- EXERCISE: Work through the data line by line, gathering every line that has the word "color".

....

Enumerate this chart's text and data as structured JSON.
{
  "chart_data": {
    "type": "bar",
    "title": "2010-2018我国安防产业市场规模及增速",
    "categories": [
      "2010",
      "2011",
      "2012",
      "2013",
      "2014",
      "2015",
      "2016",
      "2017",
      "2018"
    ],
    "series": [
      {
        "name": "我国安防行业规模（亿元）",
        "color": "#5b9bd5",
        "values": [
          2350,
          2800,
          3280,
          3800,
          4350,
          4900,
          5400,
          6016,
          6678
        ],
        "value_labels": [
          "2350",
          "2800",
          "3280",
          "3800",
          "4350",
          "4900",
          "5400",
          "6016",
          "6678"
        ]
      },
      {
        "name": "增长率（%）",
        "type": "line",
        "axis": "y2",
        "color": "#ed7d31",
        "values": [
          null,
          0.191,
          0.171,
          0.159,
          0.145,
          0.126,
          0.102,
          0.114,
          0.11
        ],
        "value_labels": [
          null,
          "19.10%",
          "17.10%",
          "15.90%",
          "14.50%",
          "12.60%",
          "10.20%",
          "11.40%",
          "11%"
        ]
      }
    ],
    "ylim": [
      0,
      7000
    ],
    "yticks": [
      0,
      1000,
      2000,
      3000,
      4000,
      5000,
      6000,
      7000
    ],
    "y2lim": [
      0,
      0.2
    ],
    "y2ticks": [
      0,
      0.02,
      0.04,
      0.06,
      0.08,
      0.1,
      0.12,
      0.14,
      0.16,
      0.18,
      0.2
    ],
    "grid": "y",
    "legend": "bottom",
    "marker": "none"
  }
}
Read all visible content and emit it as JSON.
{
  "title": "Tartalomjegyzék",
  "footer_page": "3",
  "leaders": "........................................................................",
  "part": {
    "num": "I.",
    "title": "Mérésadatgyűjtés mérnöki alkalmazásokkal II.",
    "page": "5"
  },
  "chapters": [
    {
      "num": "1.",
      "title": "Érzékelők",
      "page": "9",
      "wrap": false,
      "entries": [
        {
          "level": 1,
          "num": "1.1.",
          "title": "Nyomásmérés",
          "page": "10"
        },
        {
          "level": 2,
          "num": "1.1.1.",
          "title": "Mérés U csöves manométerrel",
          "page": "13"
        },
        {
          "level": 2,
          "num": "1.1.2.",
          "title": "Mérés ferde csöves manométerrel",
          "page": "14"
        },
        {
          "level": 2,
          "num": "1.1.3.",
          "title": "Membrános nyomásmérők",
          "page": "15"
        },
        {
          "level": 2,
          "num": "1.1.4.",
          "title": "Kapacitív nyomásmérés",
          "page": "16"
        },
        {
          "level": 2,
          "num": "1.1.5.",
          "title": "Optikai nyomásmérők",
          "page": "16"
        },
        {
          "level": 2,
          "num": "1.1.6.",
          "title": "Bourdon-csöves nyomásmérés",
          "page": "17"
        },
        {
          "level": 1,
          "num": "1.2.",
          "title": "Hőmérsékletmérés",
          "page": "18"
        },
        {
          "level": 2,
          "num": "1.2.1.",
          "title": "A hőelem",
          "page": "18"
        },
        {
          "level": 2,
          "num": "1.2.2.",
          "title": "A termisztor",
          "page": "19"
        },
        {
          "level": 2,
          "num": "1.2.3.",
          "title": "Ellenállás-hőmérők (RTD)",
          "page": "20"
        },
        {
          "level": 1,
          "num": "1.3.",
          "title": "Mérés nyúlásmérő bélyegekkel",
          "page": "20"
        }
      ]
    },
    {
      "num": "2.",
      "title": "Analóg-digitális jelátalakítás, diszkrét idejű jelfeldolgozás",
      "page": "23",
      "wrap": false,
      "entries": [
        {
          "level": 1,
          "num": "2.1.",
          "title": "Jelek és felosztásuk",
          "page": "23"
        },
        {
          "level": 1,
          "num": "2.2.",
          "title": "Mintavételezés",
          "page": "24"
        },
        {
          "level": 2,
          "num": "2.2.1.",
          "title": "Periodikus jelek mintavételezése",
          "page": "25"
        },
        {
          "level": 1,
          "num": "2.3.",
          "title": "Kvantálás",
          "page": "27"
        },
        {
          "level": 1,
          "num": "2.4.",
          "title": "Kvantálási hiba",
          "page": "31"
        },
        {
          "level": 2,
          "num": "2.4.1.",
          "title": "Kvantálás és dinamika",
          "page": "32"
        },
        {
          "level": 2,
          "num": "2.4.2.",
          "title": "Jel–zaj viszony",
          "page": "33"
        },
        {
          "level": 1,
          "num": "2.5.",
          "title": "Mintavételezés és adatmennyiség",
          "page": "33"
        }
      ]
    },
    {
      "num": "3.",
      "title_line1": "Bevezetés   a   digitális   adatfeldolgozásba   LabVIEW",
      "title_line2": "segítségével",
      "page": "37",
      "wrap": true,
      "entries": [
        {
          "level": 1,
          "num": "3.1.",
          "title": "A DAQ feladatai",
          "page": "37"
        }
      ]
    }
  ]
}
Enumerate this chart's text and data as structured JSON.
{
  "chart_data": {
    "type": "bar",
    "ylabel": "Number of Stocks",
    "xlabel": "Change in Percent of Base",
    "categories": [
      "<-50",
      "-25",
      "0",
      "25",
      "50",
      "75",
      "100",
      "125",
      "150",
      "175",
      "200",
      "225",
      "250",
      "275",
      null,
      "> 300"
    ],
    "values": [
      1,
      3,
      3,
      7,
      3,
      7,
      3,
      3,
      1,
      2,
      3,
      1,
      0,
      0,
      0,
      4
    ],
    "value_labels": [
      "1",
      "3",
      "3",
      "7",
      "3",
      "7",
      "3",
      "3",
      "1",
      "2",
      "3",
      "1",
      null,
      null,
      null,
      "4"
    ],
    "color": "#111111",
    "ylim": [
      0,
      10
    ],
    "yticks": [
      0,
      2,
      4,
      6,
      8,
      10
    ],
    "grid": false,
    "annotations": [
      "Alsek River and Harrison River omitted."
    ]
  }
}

....

- SOLUTION TO THIS PROBLEM:
        "color": "#5b9bd5",
        "color": "#ed7d31",
    "color": "#111111",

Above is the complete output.